• Stated goal: Scan the following material for the string "Найвища" and copy each line in which it appears.

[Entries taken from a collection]
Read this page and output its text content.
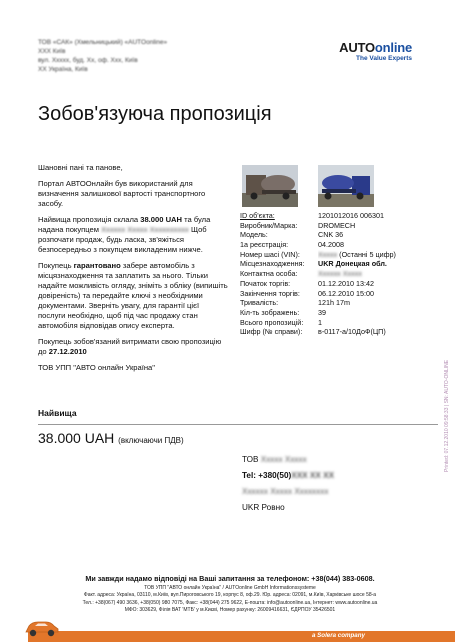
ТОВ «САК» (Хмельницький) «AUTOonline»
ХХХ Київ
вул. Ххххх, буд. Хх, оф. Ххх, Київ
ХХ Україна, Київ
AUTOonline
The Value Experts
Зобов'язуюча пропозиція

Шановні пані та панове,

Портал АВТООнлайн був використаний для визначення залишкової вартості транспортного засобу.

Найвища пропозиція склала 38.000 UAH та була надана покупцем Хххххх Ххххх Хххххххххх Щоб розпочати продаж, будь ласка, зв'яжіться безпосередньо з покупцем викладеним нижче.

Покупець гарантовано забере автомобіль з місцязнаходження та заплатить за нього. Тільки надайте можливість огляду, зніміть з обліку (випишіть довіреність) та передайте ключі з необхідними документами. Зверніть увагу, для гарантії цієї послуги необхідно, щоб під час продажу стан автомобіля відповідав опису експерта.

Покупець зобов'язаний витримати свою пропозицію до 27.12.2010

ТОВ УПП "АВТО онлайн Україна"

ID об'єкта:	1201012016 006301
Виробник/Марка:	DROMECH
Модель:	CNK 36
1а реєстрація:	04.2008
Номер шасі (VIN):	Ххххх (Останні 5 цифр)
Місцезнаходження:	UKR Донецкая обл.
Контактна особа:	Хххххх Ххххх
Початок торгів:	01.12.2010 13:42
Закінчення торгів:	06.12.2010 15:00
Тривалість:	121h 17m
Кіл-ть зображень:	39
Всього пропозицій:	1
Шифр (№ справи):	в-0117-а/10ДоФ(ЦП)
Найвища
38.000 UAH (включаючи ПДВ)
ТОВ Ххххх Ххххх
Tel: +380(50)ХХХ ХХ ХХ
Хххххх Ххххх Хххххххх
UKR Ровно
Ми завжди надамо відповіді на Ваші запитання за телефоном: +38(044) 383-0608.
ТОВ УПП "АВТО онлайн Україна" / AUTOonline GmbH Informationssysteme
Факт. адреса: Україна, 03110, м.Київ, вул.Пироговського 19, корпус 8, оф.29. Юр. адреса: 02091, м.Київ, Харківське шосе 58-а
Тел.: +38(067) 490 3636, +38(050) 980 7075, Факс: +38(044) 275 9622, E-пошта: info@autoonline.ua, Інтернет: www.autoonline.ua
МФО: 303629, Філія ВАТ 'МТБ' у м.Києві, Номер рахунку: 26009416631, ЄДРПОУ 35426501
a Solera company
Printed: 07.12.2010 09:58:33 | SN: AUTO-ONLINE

• Exercise answer:
Найвища пропозиція склала 38.000 UAH та була надана покупцем Хххххх Ххххх Хххххххххх Щоб розпочати продаж, будь ласка, зв'яжіться безпосередньо з покупцем викладеним нижче.
Найвища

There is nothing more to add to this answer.